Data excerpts
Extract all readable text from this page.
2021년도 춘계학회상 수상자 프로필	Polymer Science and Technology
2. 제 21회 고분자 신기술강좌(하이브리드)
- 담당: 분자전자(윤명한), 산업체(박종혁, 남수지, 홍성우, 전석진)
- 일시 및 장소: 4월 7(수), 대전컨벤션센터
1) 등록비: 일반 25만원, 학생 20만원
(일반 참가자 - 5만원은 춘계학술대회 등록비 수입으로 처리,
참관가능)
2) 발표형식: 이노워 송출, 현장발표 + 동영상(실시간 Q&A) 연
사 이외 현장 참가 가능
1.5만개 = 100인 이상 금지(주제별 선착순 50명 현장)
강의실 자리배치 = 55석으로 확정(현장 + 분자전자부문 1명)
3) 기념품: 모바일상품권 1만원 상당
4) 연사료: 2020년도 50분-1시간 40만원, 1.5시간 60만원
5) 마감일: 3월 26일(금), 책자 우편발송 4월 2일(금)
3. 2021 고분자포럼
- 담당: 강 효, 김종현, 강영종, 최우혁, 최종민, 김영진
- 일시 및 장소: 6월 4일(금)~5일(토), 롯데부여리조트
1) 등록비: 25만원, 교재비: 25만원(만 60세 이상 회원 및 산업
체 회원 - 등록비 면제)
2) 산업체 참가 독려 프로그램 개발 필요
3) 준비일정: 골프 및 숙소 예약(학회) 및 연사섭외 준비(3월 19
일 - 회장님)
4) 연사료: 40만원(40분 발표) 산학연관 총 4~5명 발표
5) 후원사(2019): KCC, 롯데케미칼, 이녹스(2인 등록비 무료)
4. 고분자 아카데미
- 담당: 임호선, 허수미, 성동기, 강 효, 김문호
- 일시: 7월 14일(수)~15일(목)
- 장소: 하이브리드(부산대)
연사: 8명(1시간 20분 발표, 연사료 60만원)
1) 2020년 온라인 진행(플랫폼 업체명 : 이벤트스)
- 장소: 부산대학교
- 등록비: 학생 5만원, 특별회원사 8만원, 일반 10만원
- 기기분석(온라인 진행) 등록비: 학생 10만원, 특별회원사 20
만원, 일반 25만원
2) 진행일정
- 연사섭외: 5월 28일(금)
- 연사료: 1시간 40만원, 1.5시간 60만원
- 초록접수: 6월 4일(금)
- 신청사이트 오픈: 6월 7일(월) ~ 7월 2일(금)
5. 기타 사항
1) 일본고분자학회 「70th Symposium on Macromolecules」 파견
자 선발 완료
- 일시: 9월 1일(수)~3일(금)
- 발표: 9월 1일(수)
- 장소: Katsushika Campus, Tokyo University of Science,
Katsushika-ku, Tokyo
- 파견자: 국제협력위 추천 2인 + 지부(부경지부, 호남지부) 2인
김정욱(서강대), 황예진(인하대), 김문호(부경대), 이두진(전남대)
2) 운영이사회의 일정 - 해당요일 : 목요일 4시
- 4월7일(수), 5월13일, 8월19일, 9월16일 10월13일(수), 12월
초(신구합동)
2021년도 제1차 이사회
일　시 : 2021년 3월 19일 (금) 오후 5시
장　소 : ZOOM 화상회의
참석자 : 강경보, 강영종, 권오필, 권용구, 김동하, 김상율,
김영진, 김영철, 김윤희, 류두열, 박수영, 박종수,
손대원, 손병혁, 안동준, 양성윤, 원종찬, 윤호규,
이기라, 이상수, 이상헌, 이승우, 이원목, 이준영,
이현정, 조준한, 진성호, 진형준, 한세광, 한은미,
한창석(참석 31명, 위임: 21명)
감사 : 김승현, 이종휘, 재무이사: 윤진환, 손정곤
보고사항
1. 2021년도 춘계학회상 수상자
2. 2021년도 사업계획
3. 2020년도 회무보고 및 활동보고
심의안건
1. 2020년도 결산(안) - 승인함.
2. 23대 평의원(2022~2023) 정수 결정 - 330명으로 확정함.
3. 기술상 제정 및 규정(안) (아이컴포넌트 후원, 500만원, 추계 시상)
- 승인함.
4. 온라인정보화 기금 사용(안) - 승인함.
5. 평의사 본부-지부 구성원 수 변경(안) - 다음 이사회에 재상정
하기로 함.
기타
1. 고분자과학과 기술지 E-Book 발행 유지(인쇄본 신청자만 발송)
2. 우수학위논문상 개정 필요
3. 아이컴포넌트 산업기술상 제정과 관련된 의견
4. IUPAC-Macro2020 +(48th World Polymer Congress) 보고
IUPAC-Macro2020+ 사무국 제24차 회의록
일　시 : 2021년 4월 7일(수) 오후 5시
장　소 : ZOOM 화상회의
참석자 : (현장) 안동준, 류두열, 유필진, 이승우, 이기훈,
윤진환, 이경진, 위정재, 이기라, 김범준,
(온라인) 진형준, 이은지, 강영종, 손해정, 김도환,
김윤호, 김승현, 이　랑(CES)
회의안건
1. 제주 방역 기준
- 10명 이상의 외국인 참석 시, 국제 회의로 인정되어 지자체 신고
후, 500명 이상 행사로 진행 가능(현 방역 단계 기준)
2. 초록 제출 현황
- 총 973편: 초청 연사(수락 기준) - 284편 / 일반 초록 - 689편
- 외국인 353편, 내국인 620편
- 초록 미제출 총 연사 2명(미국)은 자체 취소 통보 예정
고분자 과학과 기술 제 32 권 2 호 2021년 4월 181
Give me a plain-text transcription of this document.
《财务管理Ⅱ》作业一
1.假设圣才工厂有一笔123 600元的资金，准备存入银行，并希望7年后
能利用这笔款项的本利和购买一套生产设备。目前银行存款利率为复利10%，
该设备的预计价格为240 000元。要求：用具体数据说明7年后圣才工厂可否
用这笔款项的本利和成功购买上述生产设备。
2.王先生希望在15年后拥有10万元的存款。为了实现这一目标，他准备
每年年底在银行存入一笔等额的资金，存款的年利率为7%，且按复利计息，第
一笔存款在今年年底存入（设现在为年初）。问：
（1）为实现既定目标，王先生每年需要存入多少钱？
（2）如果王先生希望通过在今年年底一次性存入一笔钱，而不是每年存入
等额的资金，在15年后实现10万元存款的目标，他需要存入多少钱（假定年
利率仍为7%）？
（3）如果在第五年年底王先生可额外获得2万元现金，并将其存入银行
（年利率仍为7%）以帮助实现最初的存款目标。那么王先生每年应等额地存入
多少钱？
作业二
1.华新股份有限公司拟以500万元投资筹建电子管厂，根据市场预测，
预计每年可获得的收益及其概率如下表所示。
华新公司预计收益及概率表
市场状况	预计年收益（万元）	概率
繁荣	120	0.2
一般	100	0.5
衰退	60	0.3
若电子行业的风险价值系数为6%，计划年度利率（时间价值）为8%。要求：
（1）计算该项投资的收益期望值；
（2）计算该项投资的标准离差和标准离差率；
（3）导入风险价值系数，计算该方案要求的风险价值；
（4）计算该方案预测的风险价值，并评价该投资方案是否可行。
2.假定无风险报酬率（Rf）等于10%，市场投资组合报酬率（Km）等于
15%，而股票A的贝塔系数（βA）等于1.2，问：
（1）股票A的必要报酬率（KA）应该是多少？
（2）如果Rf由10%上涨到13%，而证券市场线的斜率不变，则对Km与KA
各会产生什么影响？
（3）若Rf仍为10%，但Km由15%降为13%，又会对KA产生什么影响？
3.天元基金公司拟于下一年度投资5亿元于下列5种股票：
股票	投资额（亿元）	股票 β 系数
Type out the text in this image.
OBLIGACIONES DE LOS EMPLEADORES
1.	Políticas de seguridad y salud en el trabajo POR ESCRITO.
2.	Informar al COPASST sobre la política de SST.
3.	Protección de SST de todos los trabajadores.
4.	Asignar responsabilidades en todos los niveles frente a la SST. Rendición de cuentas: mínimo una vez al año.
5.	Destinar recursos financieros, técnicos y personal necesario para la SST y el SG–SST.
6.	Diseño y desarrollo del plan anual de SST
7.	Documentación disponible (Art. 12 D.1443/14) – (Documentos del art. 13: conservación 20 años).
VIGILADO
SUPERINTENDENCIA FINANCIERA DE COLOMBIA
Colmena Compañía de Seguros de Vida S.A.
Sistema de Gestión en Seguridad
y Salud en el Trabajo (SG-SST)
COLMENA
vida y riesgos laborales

DO THIS
Find the line that contains "Give me a plain-text" in the listing above. Retype it and every line after it up to the last, exactly, and nothing else.

REPLY TO THE EXERCISE
Give me a plain-text transcription of this document.
《财务管理Ⅱ》作业一
1.假设圣才工厂有一笔123 600元的资金，准备存入银行，并希望7年后
能利用这笔款项的本利和购买一套生产设备。目前银行存款利率为复利10%，
该设备的预计价格为240 000元。要求：用具体数据说明7年后圣才工厂可否
用这笔款项的本利和成功购买上述生产设备。
2.王先生希望在15年后拥有10万元的存款。为了实现这一目标，他准备
每年年底在银行存入一笔等额的资金，存款的年利率为7%，且按复利计息，第
一笔存款在今年年底存入（设现在为年初）。问：
（1）为实现既定目标，王先生每年需要存入多少钱？
（2）如果王先生希望通过在今年年底一次性存入一笔钱，而不是每年存入
等额的资金，在15年后实现10万元存款的目标，他需要存入多少钱（假定年
利率仍为7%）？
（3）如果在第五年年底王先生可额外获得2万元现金，并将其存入银行
（年利率仍为7%）以帮助实现最初的存款目标。那么王先生每年应等额地存入
多少钱？
作业二
1.华新股份有限公司拟以500万元投资筹建电子管厂，根据市场预测，
预计每年可获得的收益及其概率如下表所示。
华新公司预计收益及概率表
市场状况	预计年收益（万元）	概率
繁荣	120	0.2
一般	100	0.5
衰退	60	0.3
若电子行业的风险价值系数为6%，计划年度利率（时间价值）为8%。要求：
（1）计算该项投资的收益期望值；
（2）计算该项投资的标准离差和标准离差率；
（3）导入风险价值系数，计算该方案要求的风险价值；
（4）计算该方案预测的风险价值，并评价该投资方案是否可行。
2.假定无风险报酬率（Rf）等于10%，市场投资组合报酬率（Km）等于
15%，而股票A的贝塔系数（βA）等于1.2，问：
（1）股票A的必要报酬率（KA）应该是多少？
（2）如果Rf由10%上涨到13%，而证券市场线的斜率不变，则对Km与KA
各会产生什么影响？
（3）若Rf仍为10%，但Km由15%降为13%，又会对KA产生什么影响？
3.天元基金公司拟于下一年度投资5亿元于下列5种股票：
股票	投资额（亿元）	股票 β 系数
Type out the text in this image.
OBLIGACIONES DE LOS EMPLEADORES
1.	Políticas de seguridad y salud en el trabajo POR ESCRITO.
2.	Informar al COPASST sobre la política de SST.
3.	Protección de SST de todos los trabajadores.
4.	Asignar responsabilidades en todos los niveles frente a la SST. Rendición de cuentas: mínimo una vez al año.
5.	Destinar recursos financieros, técnicos y personal necesario para la SST y el SG–SST.
6.	Diseño y desarrollo del plan anual de SST
7.	Documentación disponible (Art. 12 D.1443/14) – (Documentos del art. 13: conservación 20 años).
VIGILADO
SUPERINTENDENCIA FINANCIERA DE COLOMBIA
Colmena Compañía de Seguros de Vida S.A.
Sistema de Gestión en Seguridad
y Salud en el Trabajo (SG-SST)
COLMENA
vida y riesgos laborales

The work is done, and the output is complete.